• _What to produce_
Look at each line of the records and count those with "moyens" in them. Please answer with the count alone.

• _Provided data_

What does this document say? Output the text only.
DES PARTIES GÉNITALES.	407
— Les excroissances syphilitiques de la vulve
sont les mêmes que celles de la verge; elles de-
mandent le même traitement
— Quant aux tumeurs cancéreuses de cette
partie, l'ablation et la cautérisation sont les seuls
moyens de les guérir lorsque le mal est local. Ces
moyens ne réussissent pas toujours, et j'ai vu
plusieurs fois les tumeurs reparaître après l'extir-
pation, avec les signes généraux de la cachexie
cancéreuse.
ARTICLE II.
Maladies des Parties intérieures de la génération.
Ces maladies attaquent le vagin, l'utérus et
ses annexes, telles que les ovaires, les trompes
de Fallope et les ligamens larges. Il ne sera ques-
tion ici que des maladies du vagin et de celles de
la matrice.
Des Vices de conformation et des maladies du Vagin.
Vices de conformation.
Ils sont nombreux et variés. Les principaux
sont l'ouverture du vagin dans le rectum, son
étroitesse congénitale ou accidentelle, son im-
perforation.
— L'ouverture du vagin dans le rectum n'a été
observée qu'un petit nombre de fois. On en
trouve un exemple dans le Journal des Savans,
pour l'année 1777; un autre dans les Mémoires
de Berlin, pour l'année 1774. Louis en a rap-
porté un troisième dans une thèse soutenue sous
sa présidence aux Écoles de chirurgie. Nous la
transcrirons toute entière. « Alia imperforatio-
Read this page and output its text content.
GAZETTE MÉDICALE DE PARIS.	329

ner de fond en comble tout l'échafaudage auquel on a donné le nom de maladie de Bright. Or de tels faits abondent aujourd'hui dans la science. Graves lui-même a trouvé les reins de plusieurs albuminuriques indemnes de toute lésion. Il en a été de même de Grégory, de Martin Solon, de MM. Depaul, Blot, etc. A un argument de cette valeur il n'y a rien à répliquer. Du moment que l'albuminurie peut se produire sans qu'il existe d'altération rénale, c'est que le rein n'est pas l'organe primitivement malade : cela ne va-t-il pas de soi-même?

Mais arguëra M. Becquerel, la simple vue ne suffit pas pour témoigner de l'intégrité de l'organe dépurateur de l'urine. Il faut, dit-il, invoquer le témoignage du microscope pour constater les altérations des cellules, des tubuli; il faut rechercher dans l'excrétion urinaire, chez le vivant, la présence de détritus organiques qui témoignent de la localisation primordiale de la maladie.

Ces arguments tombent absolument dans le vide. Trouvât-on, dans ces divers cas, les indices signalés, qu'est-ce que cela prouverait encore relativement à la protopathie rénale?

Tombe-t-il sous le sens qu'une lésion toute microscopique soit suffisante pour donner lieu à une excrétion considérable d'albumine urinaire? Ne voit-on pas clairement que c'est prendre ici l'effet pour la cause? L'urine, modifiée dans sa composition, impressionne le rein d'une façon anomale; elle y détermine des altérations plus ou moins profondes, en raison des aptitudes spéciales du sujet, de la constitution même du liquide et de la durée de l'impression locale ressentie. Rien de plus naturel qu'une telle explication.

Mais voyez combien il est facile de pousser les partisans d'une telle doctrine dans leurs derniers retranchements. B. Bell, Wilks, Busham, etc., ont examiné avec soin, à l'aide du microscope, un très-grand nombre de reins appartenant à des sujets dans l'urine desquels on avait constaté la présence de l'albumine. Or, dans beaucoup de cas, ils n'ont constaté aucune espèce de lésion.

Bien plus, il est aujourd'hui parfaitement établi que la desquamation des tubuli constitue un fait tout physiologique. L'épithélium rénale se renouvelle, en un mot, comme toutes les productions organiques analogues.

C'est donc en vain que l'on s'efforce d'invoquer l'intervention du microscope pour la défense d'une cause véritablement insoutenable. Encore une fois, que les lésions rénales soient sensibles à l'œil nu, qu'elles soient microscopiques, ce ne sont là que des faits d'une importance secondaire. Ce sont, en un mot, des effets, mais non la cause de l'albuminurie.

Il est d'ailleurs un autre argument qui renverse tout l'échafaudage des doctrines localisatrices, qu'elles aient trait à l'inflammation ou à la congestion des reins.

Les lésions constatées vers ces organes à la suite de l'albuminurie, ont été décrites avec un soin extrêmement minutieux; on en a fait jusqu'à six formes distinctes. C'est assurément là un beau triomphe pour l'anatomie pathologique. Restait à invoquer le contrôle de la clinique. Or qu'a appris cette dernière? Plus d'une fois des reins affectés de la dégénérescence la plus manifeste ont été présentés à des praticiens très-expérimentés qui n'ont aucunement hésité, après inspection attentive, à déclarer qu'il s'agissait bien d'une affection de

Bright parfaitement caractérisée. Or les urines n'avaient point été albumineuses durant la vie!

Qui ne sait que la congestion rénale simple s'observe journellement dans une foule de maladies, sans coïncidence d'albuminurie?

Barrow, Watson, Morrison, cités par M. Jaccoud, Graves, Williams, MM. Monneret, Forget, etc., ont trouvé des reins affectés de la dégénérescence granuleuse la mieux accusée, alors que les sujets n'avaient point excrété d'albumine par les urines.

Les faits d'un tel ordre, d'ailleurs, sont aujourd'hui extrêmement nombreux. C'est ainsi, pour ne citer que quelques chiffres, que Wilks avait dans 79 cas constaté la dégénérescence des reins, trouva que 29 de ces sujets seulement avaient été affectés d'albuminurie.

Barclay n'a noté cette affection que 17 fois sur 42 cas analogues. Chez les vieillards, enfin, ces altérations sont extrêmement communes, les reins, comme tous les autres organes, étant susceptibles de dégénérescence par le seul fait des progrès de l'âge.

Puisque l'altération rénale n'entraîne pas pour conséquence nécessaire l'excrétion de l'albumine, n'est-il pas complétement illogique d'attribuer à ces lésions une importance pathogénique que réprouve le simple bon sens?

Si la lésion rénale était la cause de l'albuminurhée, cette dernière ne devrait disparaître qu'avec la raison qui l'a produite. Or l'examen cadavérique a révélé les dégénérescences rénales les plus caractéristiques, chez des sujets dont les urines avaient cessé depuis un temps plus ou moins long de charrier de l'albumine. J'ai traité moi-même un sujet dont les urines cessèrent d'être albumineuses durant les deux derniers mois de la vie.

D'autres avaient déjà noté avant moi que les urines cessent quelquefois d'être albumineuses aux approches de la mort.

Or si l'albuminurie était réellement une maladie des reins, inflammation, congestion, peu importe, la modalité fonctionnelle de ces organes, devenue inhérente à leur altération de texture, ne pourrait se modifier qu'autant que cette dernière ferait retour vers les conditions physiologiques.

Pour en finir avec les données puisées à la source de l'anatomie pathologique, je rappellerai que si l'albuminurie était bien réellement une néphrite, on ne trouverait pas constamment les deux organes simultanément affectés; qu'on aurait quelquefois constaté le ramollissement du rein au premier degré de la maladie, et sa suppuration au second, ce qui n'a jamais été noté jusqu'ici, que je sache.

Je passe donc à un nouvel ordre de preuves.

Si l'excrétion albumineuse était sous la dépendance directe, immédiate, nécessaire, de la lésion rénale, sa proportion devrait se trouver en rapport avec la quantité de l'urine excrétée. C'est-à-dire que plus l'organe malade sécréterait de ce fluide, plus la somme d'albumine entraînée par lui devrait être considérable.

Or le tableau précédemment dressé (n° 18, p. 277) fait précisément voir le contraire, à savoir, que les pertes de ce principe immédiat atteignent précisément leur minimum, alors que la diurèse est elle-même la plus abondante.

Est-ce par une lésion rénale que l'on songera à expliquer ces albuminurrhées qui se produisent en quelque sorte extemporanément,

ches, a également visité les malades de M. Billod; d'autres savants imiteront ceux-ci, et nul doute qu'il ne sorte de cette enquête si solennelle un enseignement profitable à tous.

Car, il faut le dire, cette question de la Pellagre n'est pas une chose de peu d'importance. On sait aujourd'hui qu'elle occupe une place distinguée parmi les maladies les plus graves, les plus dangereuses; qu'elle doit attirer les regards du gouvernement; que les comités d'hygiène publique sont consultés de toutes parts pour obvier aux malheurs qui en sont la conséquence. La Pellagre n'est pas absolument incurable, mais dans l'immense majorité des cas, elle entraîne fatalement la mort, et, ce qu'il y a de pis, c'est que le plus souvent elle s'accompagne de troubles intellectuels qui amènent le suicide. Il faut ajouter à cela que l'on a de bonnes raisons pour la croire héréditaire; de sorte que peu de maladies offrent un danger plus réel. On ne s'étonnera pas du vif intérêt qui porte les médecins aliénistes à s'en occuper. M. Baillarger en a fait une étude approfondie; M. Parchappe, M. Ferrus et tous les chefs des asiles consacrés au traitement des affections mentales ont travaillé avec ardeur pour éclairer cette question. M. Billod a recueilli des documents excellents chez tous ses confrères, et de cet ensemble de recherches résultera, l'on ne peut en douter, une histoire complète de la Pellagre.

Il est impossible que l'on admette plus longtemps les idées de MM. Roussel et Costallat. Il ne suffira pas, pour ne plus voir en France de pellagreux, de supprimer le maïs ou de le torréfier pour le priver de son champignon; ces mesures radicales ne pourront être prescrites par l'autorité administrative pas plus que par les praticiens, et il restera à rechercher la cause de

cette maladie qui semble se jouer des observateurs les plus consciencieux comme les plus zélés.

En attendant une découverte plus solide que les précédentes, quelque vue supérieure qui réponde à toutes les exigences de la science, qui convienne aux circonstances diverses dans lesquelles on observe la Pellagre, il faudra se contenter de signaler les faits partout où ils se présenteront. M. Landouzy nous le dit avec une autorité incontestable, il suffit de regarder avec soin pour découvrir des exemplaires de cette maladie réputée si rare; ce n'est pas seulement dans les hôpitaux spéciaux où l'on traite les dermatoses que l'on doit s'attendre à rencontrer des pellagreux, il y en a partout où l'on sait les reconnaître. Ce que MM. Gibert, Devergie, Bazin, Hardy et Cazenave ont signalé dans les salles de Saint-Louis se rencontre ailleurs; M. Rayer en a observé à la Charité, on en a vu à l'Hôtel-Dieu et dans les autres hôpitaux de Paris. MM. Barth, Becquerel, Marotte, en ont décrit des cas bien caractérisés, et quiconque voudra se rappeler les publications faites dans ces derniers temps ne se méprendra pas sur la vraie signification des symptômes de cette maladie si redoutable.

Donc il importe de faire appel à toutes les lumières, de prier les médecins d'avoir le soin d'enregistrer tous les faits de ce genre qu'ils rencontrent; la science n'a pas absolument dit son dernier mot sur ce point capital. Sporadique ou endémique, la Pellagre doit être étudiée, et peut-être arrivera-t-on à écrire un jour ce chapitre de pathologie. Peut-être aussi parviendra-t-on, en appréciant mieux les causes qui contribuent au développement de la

• _Answer to this problem_
2